**TASK STATEMENT:** In the listing below, find every line with the string "跟踪防护" and pull it out.

[Stored data]
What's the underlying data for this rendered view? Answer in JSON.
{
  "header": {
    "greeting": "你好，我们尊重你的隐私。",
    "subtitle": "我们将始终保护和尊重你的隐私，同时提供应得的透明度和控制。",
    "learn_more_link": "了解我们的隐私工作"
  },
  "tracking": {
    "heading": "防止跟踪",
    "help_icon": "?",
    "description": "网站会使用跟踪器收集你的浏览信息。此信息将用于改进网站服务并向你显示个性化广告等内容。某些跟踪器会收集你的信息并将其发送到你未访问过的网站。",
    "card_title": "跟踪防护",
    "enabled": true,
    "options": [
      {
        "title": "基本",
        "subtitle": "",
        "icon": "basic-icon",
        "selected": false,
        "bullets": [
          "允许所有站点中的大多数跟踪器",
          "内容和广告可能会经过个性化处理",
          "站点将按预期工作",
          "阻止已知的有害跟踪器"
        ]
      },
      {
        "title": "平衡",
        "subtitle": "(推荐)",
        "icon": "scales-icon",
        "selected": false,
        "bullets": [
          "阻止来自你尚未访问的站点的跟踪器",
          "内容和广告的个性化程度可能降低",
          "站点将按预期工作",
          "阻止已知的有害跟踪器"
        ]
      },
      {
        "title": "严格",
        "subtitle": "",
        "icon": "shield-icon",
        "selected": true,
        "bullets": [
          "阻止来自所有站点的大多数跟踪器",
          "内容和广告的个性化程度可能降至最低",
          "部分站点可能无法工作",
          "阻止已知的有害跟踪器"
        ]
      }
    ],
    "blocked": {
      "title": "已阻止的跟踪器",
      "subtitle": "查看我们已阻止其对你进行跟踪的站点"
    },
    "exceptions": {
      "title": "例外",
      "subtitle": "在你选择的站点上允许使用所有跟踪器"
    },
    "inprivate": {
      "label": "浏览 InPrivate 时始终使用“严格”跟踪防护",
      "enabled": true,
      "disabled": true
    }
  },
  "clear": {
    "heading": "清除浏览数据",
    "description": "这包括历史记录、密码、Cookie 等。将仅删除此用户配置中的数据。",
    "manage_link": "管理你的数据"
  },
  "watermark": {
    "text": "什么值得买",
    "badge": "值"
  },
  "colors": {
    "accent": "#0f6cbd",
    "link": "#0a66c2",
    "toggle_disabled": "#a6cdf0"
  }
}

**TASK ANSWER:**
    "card_title": "跟踪防护",
      "label": "浏览 InPrivate 时始终使用“严格”跟踪防护",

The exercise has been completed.